AIM OF THE EXERCISE
Without skipping anything, write out each record below exactly.

WORKING DATA
Begin

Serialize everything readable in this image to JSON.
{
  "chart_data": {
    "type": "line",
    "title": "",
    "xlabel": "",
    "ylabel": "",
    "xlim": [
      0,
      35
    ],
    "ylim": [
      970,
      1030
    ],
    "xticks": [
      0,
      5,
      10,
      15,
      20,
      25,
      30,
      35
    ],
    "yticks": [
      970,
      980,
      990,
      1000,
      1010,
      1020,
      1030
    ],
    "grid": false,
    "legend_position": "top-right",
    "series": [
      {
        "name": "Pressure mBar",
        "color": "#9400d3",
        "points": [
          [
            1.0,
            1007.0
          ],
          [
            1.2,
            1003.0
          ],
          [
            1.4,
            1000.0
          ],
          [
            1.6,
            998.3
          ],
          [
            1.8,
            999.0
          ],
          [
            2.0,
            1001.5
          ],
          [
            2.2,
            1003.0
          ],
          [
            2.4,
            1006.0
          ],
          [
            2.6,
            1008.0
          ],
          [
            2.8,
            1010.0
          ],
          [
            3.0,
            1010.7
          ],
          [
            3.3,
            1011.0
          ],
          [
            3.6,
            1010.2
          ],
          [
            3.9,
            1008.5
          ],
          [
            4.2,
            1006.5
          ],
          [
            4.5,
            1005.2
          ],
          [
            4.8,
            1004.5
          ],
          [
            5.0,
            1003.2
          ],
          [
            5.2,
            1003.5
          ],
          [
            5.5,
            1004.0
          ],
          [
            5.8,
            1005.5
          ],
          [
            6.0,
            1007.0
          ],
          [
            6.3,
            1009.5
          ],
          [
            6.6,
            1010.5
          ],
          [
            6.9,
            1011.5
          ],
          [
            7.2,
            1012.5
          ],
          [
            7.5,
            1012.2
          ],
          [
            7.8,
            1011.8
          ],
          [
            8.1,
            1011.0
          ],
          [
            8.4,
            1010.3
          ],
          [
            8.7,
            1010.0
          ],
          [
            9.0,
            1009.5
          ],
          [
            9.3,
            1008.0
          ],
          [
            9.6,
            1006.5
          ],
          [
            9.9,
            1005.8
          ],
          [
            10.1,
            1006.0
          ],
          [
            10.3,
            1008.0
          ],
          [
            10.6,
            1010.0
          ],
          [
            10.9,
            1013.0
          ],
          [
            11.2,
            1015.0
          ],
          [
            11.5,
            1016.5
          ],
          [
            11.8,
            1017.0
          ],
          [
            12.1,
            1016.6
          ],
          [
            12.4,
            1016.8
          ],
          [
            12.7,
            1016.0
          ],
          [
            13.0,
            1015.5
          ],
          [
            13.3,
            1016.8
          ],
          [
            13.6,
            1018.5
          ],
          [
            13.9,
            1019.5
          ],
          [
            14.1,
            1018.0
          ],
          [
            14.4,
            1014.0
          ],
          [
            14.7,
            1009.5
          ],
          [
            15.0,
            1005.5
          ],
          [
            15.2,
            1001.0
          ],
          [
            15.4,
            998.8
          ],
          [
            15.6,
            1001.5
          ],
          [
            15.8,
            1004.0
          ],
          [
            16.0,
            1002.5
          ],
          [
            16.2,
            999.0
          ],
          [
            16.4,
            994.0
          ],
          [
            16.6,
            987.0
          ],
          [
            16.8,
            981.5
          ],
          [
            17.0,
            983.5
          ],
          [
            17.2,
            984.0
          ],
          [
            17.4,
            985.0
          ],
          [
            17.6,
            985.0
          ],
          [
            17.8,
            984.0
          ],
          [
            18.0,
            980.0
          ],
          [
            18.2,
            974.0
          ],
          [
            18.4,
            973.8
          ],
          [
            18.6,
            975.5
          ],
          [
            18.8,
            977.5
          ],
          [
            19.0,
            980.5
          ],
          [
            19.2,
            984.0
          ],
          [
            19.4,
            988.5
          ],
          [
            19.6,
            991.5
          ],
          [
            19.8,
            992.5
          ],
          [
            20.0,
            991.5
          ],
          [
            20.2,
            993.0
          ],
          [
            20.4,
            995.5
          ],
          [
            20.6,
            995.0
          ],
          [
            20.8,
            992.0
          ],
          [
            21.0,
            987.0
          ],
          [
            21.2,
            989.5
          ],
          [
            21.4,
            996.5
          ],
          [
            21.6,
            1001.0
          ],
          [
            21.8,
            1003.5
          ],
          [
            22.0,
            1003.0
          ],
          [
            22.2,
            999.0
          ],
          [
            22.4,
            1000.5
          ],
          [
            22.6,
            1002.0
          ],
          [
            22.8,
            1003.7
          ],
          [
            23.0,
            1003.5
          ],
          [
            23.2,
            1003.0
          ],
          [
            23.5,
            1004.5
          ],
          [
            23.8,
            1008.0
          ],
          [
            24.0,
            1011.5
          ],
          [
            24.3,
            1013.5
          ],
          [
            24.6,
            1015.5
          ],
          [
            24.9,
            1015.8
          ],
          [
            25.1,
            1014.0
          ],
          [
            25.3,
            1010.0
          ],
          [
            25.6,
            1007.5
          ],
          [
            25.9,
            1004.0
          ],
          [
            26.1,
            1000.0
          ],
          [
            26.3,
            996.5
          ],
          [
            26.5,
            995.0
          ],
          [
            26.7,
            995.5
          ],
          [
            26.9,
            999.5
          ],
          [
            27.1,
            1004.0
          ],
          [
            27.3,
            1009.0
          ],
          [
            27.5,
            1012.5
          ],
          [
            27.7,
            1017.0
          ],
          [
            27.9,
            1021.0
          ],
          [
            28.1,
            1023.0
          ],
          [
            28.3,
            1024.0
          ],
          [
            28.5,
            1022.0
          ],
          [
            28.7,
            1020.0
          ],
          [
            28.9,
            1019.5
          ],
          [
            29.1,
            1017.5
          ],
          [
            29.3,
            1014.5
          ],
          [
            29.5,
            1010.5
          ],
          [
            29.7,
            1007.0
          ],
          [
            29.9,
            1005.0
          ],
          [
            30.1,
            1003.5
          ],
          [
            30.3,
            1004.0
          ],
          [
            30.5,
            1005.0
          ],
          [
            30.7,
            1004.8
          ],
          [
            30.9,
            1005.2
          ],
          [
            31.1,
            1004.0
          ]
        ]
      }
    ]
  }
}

End

RESPONSE TO THE TASK
Serialize everything readable in this image to JSON.
{
  "chart_data": {
    "type": "line",
    "title": "",
    "xlabel": "",
    "ylabel": "",
    "xlim": [
      0,
      35
    ],
    "ylim": [
      970,
      1030
    ],
    "xticks": [
      0,
      5,
      10,
      15,
      20,
      25,
      30,
      35
    ],
    "yticks": [
      970,
      980,
      990,
      1000,
      1010,
      1020,
      1030
    ],
    "grid": false,
    "legend_position": "top-right",
    "series": [
      {
        "name": "Pressure mBar",
        "color": "#9400d3",
        "points": [
          [
            1.0,
            1007.0
          ],
          [
            1.2,
            1003.0
          ],
          [
            1.4,
            1000.0
          ],
          [
            1.6,
            998.3
          ],
          [
            1.8,
            999.0
          ],
          [
            2.0,
            1001.5
          ],
          [
            2.2,
            1003.0
          ],
          [
            2.4,
            1006.0
          ],
          [
            2.6,
            1008.0
          ],
          [
            2.8,
            1010.0
          ],
          [
            3.0,
            1010.7
          ],
          [
            3.3,
            1011.0
          ],
          [
            3.6,
            1010.2
          ],
          [
            3.9,
            1008.5
          ],
          [
            4.2,
            1006.5
          ],
          [
            4.5,
            1005.2
          ],
          [
            4.8,
            1004.5
          ],
          [
            5.0,
            1003.2
          ],
          [
            5.2,
            1003.5
          ],
          [
            5.5,
            1004.0
          ],
          [
            5.8,
            1005.5
          ],
          [
            6.0,
            1007.0
          ],
          [
            6.3,
            1009.5
          ],
          [
            6.6,
            1010.5
          ],
          [
            6.9,
            1011.5
          ],
          [
            7.2,
            1012.5
          ],
          [
            7.5,
            1012.2
          ],
          [
            7.8,
            1011.8
          ],
          [
            8.1,
            1011.0
          ],
          [
            8.4,
            1010.3
          ],
          [
            8.7,
            1010.0
          ],
          [
            9.0,
            1009.5
          ],
          [
            9.3,
            1008.0
          ],
          [
            9.6,
            1006.5
          ],
          [
            9.9,
            1005.8
          ],
          [
            10.1,
            1006.0
          ],
          [
            10.3,
            1008.0
          ],
          [
            10.6,
            1010.0
          ],
          [
            10.9,
            1013.0
          ],
          [
            11.2,
            1015.0
          ],
          [
            11.5,
            1016.5
          ],
          [
            11.8,
            1017.0
          ],
          [
            12.1,
            1016.6
          ],
          [
            12.4,
            1016.8
          ],
          [
            12.7,
            1016.0
          ],
          [
            13.0,
            1015.5
          ],
          [
            13.3,
            1016.8
          ],
          [
            13.6,
            1018.5
          ],
          [
            13.9,
            1019.5
          ],
          [
            14.1,
            1018.0
          ],
          [
            14.4,
            1014.0
          ],
          [
            14.7,
            1009.5
          ],
          [
            15.0,
            1005.5
          ],
          [
            15.2,
            1001.0
          ],
          [
            15.4,
            998.8
          ],
          [
            15.6,
            1001.5
          ],
          [
            15.8,
            1004.0
          ],
          [
            16.0,
            1002.5
          ],
          [
            16.2,
            999.0
          ],
          [
            16.4,
            994.0
          ],
          [
            16.6,
            987.0
          ],
          [
            16.8,
            981.5
          ],
          [
            17.0,
            983.5
          ],
          [
            17.2,
            984.0
          ],
          [
            17.4,
            985.0
          ],
          [
            17.6,
            985.0
          ],
          [
            17.8,
            984.0
          ],
          [
            18.0,
            980.0
          ],
          [
            18.2,
            974.0
          ],
          [
            18.4,
            973.8
          ],
          [
            18.6,
            975.5
          ],
          [
            18.8,
            977.5
          ],
          [
            19.0,
            980.5
          ],
          [
            19.2,
            984.0
          ],
          [
            19.4,
            988.5
          ],
          [
            19.6,
            991.5
          ],
          [
            19.8,
            992.5
          ],
          [
            20.0,
            991.5
          ],
          [
            20.2,
            993.0
          ],
          [
            20.4,
            995.5
          ],
          [
            20.6,
            995.0
          ],
          [
            20.8,
            992.0
          ],
          [
            21.0,
            987.0
          ],
          [
            21.2,
            989.5
          ],
          [
            21.4,
            996.5
          ],
          [
            21.6,
            1001.0
          ],
          [
            21.8,
            1003.5
          ],
          [
            22.0,
            1003.0
          ],
          [
            22.2,
            999.0
          ],
          [
            22.4,
            1000.5
          ],
          [
            22.6,
            1002.0
          ],
          [
            22.8,
            1003.7
          ],
          [
            23.0,
            1003.5
          ],
          [
            23.2,
            1003.0
          ],
          [
            23.5,
            1004.5
          ],
          [
            23.8,
            1008.0
          ],
          [
            24.0,
            1011.5
          ],
          [
            24.3,
            1013.5
          ],
          [
            24.6,
            1015.5
          ],
          [
            24.9,
            1015.8
          ],
          [
            25.1,
            1014.0
          ],
          [
            25.3,
            1010.0
          ],
          [
            25.6,
            1007.5
          ],
          [
            25.9,
            1004.0
          ],
          [
            26.1,
            1000.0
          ],
          [
            26.3,
            996.5
          ],
          [
            26.5,
            995.0
          ],
          [
            26.7,
            995.5
          ],
          [
            26.9,
            999.5
          ],
          [
            27.1,
            1004.0
          ],
          [
            27.3,
            1009.0
          ],
          [
            27.5,
            1012.5
          ],
          [
            27.7,
            1017.0
          ],
          [
            27.9,
            1021.0
          ],
          [
            28.1,
            1023.0
          ],
          [
            28.3,
            1024.0
          ],
          [
            28.5,
            1022.0
          ],
          [
            28.7,
            1020.0
          ],
          [
            28.9,
            1019.5
          ],
          [
            29.1,
            1017.5
          ],
          [
            29.3,
            1014.5
          ],
          [
            29.5,
            1010.5
          ],
          [
            29.7,
            1007.0
          ],
          [
            29.9,
            1005.0
          ],
          [
            30.1,
            1003.5
          ],
          [
            30.3,
            1004.0
          ],
          [
            30.5,
            1005.0
          ],
          [
            30.7,
            1004.8
          ],
          [
            30.9,
            1005.2
          ],
          [
            31.1,
            1004.0
          ]
        ]
      }
    ]
  }
}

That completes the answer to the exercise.